* **WHAT THIS TASK INVOLVES**: Note each line of the listing that contains the string "Inflation", and copy it.

━━ RECORDS FOR PROCESSING ━━

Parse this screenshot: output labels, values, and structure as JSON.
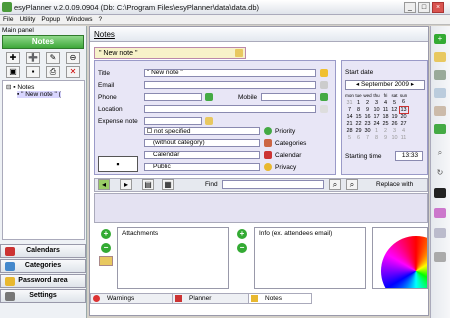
{
  "window": {
    "title": "esyPlanner v.2.0.09.0904 (Db: C:\\Program Files\\esyPlanner\\data\\data.db)"
  },
  "menu": [
    "File",
    "Utility",
    "Popup",
    "Windows",
    "?"
  ],
  "left": {
    "panel_label": "Main panel",
    "notes_button": "Notes",
    "tree_root": "Notes",
    "tree_item": "\" New note \" (",
    "nav": [
      "Calendars",
      "Categories",
      "Password area",
      "Settings"
    ]
  },
  "main": {
    "header": "Notes",
    "tab_label": "\" New note \"",
    "form": {
      "title_label": "Title",
      "title_value": "\" New note \"",
      "email_label": "Email",
      "phone_label": "Phone",
      "mobile_label": "Mobile",
      "location_label": "Location",
      "expense_label": "Expense note",
      "priority_value": "not specified",
      "category_value": "(without category)",
      "calendar_value": "Calendar",
      "privacy_value": "Public",
      "priority_label": "Priority",
      "categories_label": "Categories",
      "calendar_label": "Calendar",
      "privacy_label": "Privacy"
    },
    "calendar": {
      "start_date_label": "Start date",
      "month": "September 2009",
      "weekdays": [
        "mon",
        "tue",
        "wed",
        "thu",
        "fri",
        "sat",
        "sun"
      ],
      "weeks": [
        [
          "31",
          "1",
          "2",
          "3",
          "4",
          "5",
          "6"
        ],
        [
          "7",
          "8",
          "9",
          "10",
          "11",
          "12",
          "13"
        ],
        [
          "14",
          "15",
          "16",
          "17",
          "18",
          "19",
          "20"
        ],
        [
          "21",
          "22",
          "23",
          "24",
          "25",
          "26",
          "27"
        ],
        [
          "28",
          "29",
          "30",
          "1",
          "2",
          "3",
          "4"
        ],
        [
          "5",
          "6",
          "7",
          "8",
          "9",
          "10",
          "11"
        ]
      ],
      "selected_day": "13",
      "start_time_label": "Starting time",
      "start_time_value": "13:33"
    },
    "find": {
      "find_label": "Find",
      "replace_label": "Replace with"
    },
    "attachments_label": "Attachments",
    "info_label": "Info (ex. attendees email)",
    "status_tabs": [
      "Warnings",
      "Planner",
      "Notes"
    ]
  },
  "colors": {
    "accent": "#3fa83a",
    "form_bg": "#e8e6f6",
    "selected": "#d9d6ff"
  }
}
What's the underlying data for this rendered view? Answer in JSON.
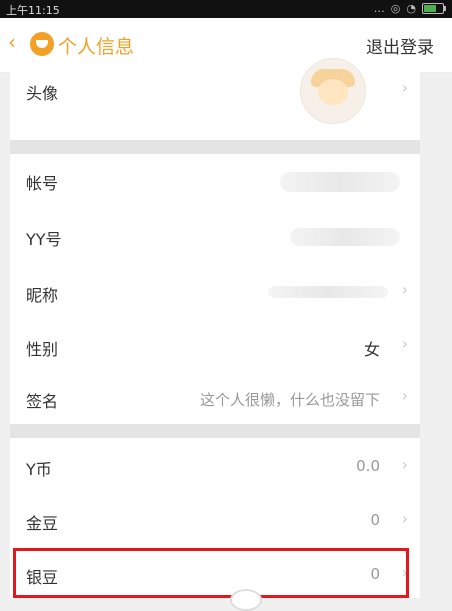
{
  "status_bar": {
    "time": "上午11:15",
    "icons": [
      "more-icon",
      "signal-icon",
      "wifi-icon",
      "battery-icon"
    ]
  },
  "header": {
    "title": "个人信息",
    "logout_label": "退出登录"
  },
  "section1": [
    {
      "label": "头像"
    }
  ],
  "section2": [
    {
      "label": "帐号",
      "value": ""
    },
    {
      "label": "YY号",
      "value": ""
    },
    {
      "label": "昵称",
      "value": ""
    },
    {
      "label": "性别",
      "value": "女"
    },
    {
      "label": "签名",
      "value": "这个人很懒，什么也没留下"
    }
  ],
  "section3": [
    {
      "label": "Y币",
      "value": "0.0"
    },
    {
      "label": "金豆",
      "value": "0"
    },
    {
      "label": "银豆",
      "value": "0"
    }
  ],
  "colors": {
    "accent": "#f2a126",
    "highlight": "#e1181c",
    "background": "#f0f0f0"
  }
}
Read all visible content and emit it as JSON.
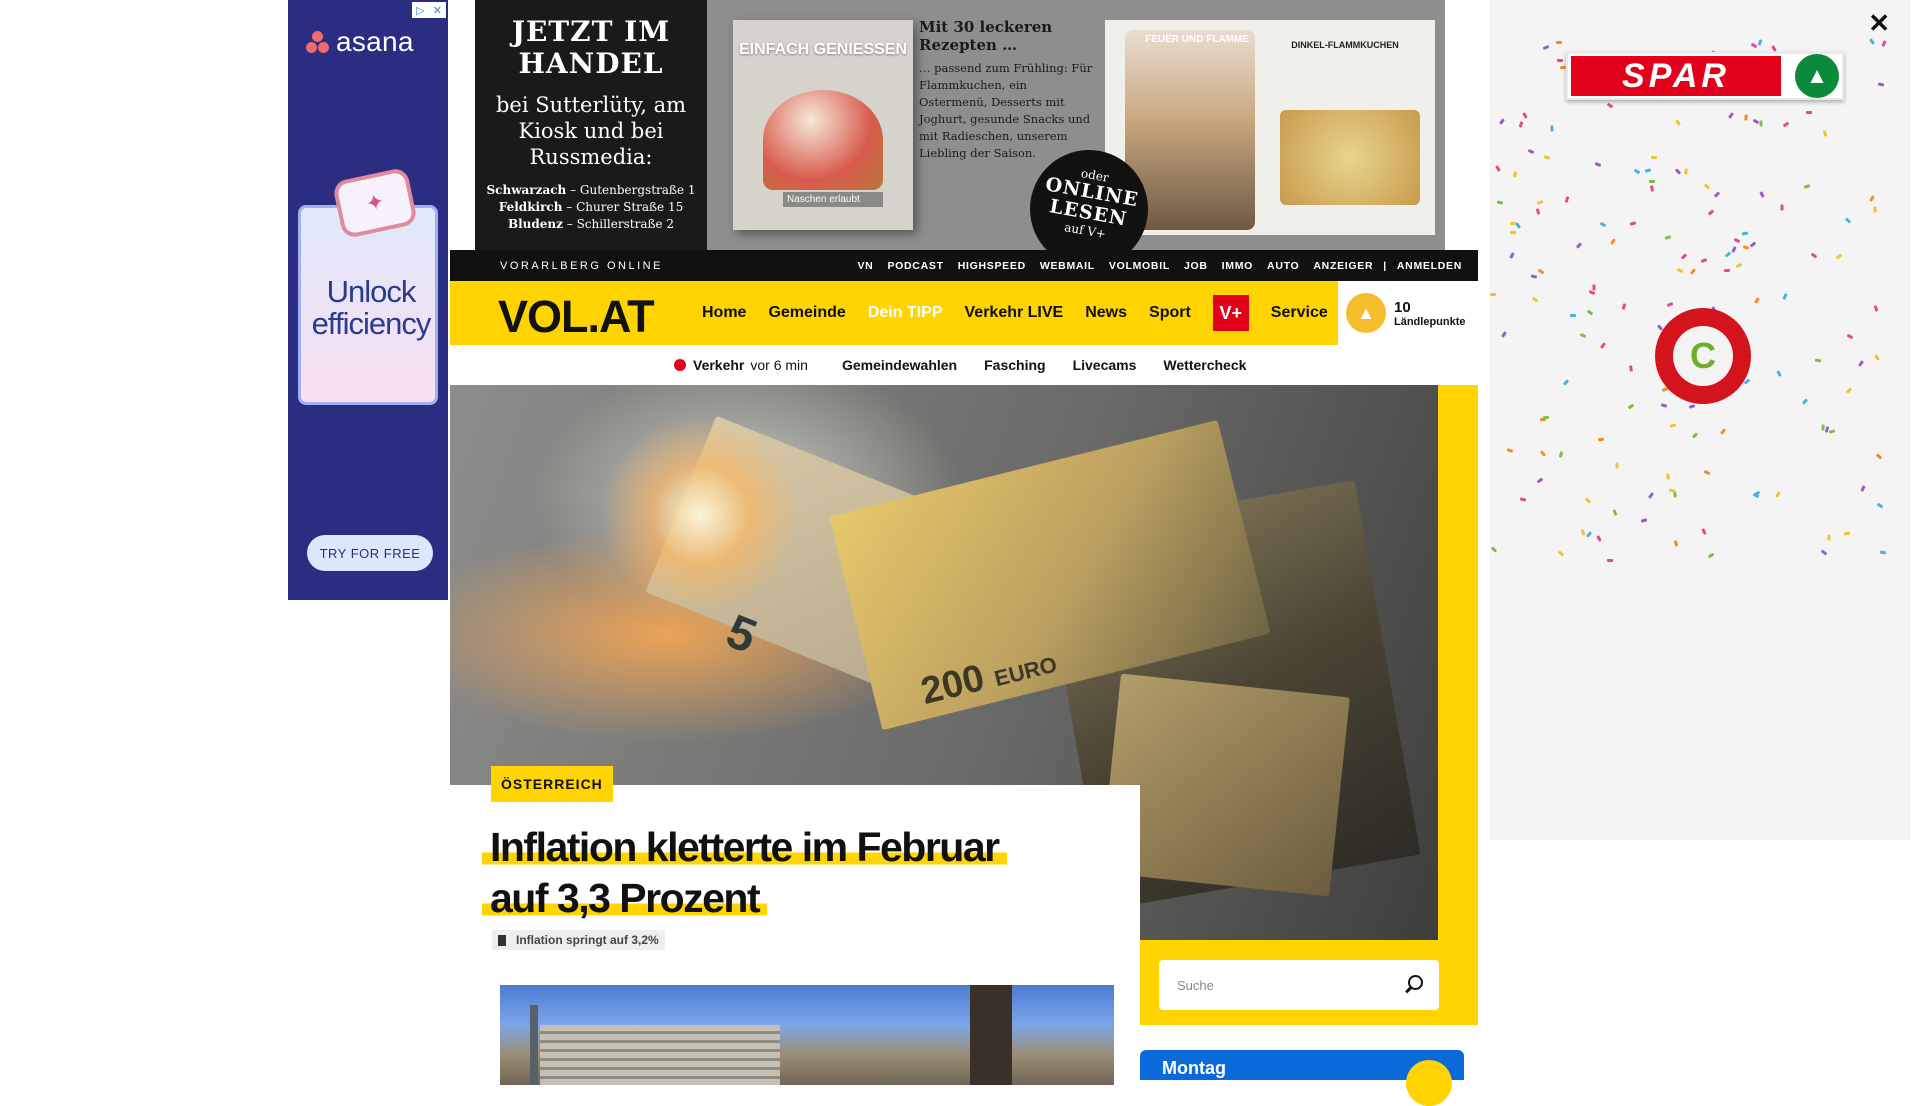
{
  "asana_ad": {
    "brand": "asana",
    "headline": "Unlock efficiency",
    "cta": "TRY FOR FREE",
    "adchoices_icons": [
      "adchoices-icon",
      "close-icon"
    ],
    "colors": {
      "background": "#2b2d82",
      "logo_dots": "#f06a6a"
    }
  },
  "top_banner": {
    "headline": "JETZT IM HANDEL",
    "subheadline": "bei Sutterlüty, am Kiosk und bei Russmedia:",
    "addresses": [
      {
        "city": "Schwarzach",
        "street": "Gutenbergstraße 1"
      },
      {
        "city": "Feldkirch",
        "street": "Churer Straße 15"
      },
      {
        "city": "Bludenz",
        "street": "Schillerstraße 2"
      }
    ],
    "magazine_title": "EINFACH GENIESSEN",
    "magazine_subtitle": "Naschen erlaubt",
    "recipes_heading": "Mit 30 leckeren Rezepten …",
    "recipes_text": "… passend zum Frühling: Für Flammkuchen, ein Ostermenü, Desserts mit Joghurt, gesunde Snacks und mit Radieschen, unserem Liebling der Saison.",
    "page_heading_left": "FEUER UND FLAMME",
    "page_heading_right": "DINKEL-FLAMMKUCHEN",
    "badge": {
      "top": "oder",
      "main": "ONLINE LESEN",
      "bottom": "auf V+"
    }
  },
  "top_nav": {
    "site_name": "VORARLBERG ONLINE",
    "links": [
      "VN",
      "PODCAST",
      "HIGHSPEED",
      "WEBMAIL",
      "VOLMOBIL",
      "JOB",
      "IMMO",
      "AUTO",
      "ANZEIGER"
    ],
    "separator": "|",
    "login": "ANMELDEN"
  },
  "main_nav": {
    "logo": "VOL.AT",
    "items": [
      "Home",
      "Gemeinde",
      "Dein TIPP",
      "Verkehr LIVE",
      "News",
      "Sport"
    ],
    "vplus": "V+",
    "service": "Service",
    "points_value": "10",
    "points_label": "Ländlepunkte"
  },
  "sub_nav": {
    "live_label": "Verkehr",
    "live_time": "vor 6 min",
    "links": [
      "Gemeindewahlen",
      "Fasching",
      "Livecams",
      "Wettercheck"
    ]
  },
  "hero": {
    "note_text_5": "5",
    "note_text_200": "200",
    "note_text_euro": "EURO"
  },
  "article": {
    "category": "ÖSTERREICH",
    "title_line1": "Inflation kletterte im Februar",
    "title_line2": "auf 3,3 Prozent",
    "related": "Inflation springt auf 3,2%"
  },
  "sidebar": {
    "search_placeholder": "Suche",
    "weather_day": "Montag"
  },
  "spar_ad": {
    "brand": "SPAR",
    "close": "✕",
    "badge_letter": "C"
  },
  "colors": {
    "vol_yellow": "#ffd400",
    "vplus_red": "#e3001b",
    "spar_red": "#e2001a",
    "spar_green": "#0a8a3a",
    "weather_blue": "#0a6ad9"
  }
}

━━━

* **PROBLEM SOLUTION**:
    "title_line1": "Inflation kletterte im Februar",
    "related": "Inflation springt auf 3,2%"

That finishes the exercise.